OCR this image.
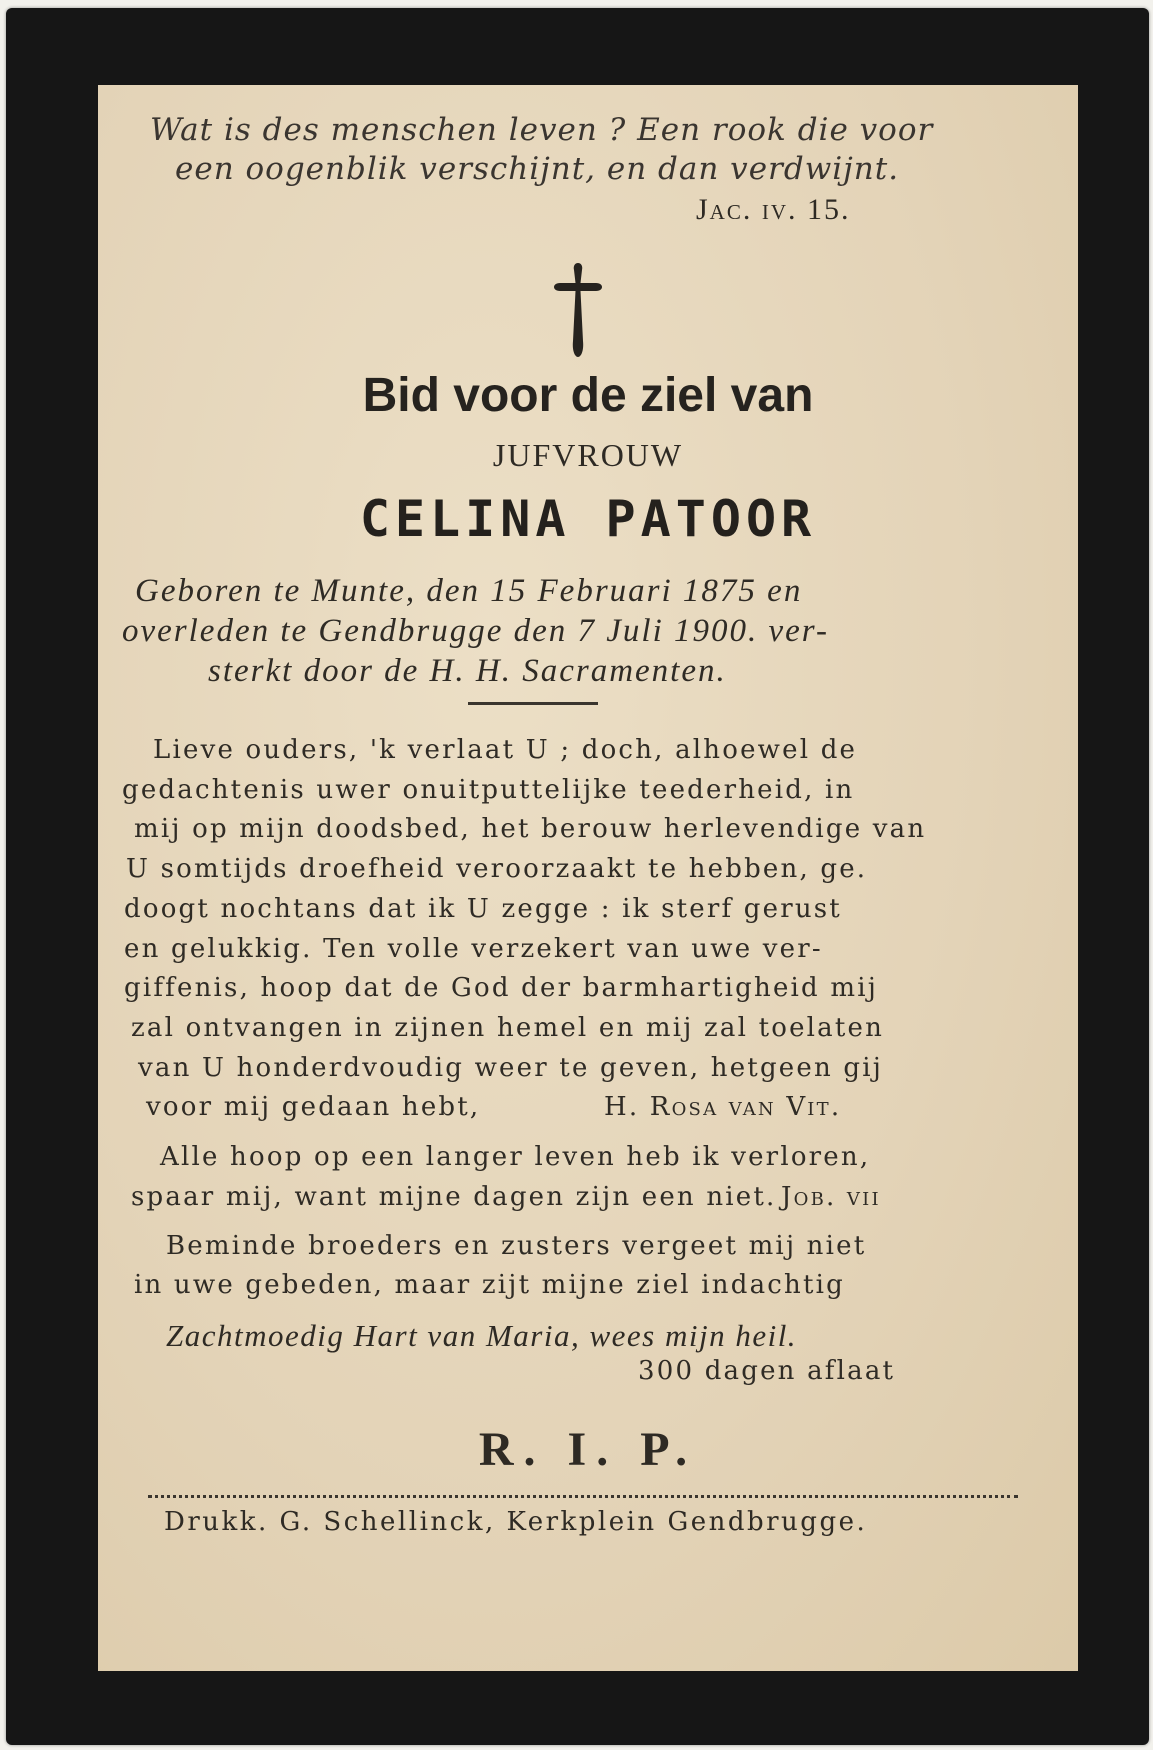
Wat is des menschen leven ? Een rook die voor
een oogenblik verschijnt, en dan verdwijnt.
Jac. iv. 15.
Bid voor de ziel van
JUFVROUW
CELINA PATOOR
Geboren te Munte, den 15 Februari 1875 en
overleden te Gendbrugge den 7 Juli 1900. ver-
sterkt door de H. H. Sacramenten.
Lieve ouders, 'k verlaat U ; doch, alhoewel de
gedachtenis uwer onuitputtelijke teederheid, in
mij op mijn doodsbed, het berouw herlevendige van
U somtijds droefheid veroorzaakt te hebben, ge.
doogt nochtans dat ik U zegge : ik sterf gerust
en gelukkig. Ten volle verzekert van uwe ver-
giffenis, hoop dat de God der barmhartigheid mij
zal ontvangen in zijnen hemel en mij zal toelaten
van U honderdvoudig weer te geven, hetgeen gij
voor mij gedaan hebt,	H. Rosa van Vit.
Alle hoop op een langer leven heb ik verloren,
spaar mij, want mijne dagen zijn een niet. Job. vii
Beminde broeders en zusters vergeet mij niet
in uwe gebeden, maar zijt mijne ziel indachtig
Zachtmoedig Hart van Maria, wees mijn heil.
300 dagen aflaat
R. I. P.
Drukk. G. Schellinck, Kerkplein Gendbrugge.
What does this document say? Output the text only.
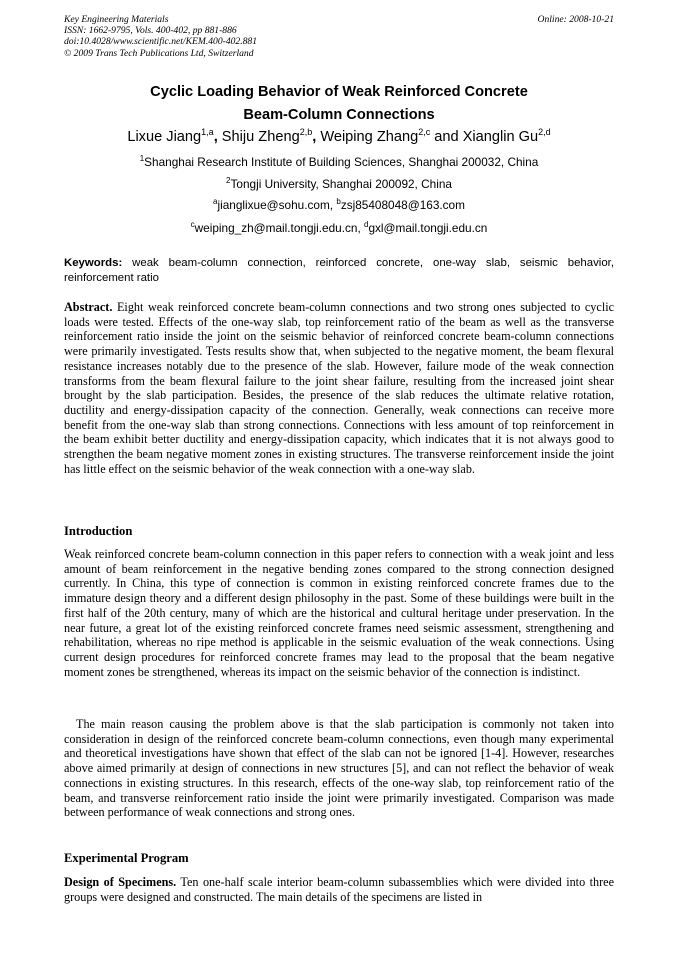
Key Engineering Materials
ISSN: 1662-9795, Vols. 400-402, pp 881-886
doi:10.4028/www.scientific.net/KEM.400-402.881
© 2009 Trans Tech Publications Ltd, Switzerland
Online: 2008-10-21
Cyclic Loading Behavior of Weak Reinforced Concrete
Beam-Column Connections
Lixue Jiang$^{1,a}$, Shiju Zheng$^{2,b}$, Weiping Zhang$^{2,c}$ and Xianglin Gu$^{2,d}$
$^1$Shanghai Research Institute of Building Sciences, Shanghai 200032, China
$^2$Tongji University, Shanghai 200092, China
$^a$jianglixue@sohu.com, $^b$zsj85408048@163.com
$^c$weiping_zh@mail.tongji.edu.cn, $^d$gxl@mail.tongji.edu.cn
Keywords: weak beam-column connection, reinforced concrete, one-way slab, seismic behavior, reinforcement ratio
Abstract. Eight weak reinforced concrete beam-column connections and two strong ones subjected to cyclic loads were tested. Effects of the one-way slab, top reinforcement ratio of the beam as well as the transverse reinforcement ratio inside the joint on the seismic behavior of reinforced concrete beam-column connections were primarily investigated. Tests results show that, when subjected to the negative moment, the beam flexural resistance increases notably due to the presence of the slab. However, failure mode of the weak connection transforms from the beam flexural failure to the joint shear failure, resulting from the increased joint shear brought by the slab participation. Besides, the presence of the slab reduces the ultimate relative rotation, ductility and energy-dissipation capacity of the connection. Generally, weak connections can receive more benefit from the one-way slab than strong connections. Connections with less amount of top reinforcement in the beam exhibit better ductility and energy-dissipation capacity, which indicates that it is not always good to strengthen the beam negative moment zones in existing structures. The transverse reinforcement inside the joint has little effect on the seismic behavior of the weak connection with a one-way slab.
Introduction
Weak reinforced concrete beam-column connection in this paper refers to connection with a weak joint and less amount of beam reinforcement in the negative bending zones compared to the strong connection designed currently. In China, this type of connection is common in existing reinforced concrete frames due to the immature design theory and a different design philosophy in the past. Some of these buildings were built in the first half of the 20th century, many of which are the historical and cultural heritage under preservation. In the near future, a great lot of the existing reinforced concrete frames need seismic assessment, strengthening and rehabilitation, whereas no ripe method is applicable in the seismic evaluation of the weak connections. Using current design procedures for reinforced concrete frames may lead to the proposal that the beam negative moment zones be strengthened, whereas its impact on the seismic behavior of the connection is indistinct.
The main reason causing the problem above is that the slab participation is commonly not taken into consideration in design of the reinforced concrete beam-column connections, even though many experimental and theoretical investigations have shown that effect of the slab can not be ignored [1-4]. However, researches above aimed primarily at design of connections in new structures [5], and can not reflect the behavior of weak connections in existing structures. In this research, effects of the one-way slab, top reinforcement ratio of the beam, and transverse reinforcement ratio inside the joint were primarily investigated. Comparison was made between performance of weak connections and strong ones.
Experimental Program
Design of Specimens. Ten one-half scale interior beam-column subassemblies which were divided into three groups were designed and constructed. The main details of the specimens are listed in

Exercise instructions => Isolate each line of the listing above that includes "into". Copy it.

Response below =>
The main reason causing the problem above is that the slab participation is commonly not taken into consideration in design of the reinforced concrete beam-column connections, even though many experimental and theoretical investigations have shown that effect of the slab can not be ignored [1-4]. However, researches above aimed primarily at design of connections in new structures [5], and can not reflect the behavior of weak connections in existing structures. In this research, effects of the one-way slab, top reinforcement ratio of the beam, and transverse reinforcement ratio inside the joint were primarily investigated. Comparison was made between performance of weak connections and strong ones.
Design of Specimens. Ten one-half scale interior beam-column subassemblies which were divided into three groups were designed and constructed. The main details of the specimens are listed in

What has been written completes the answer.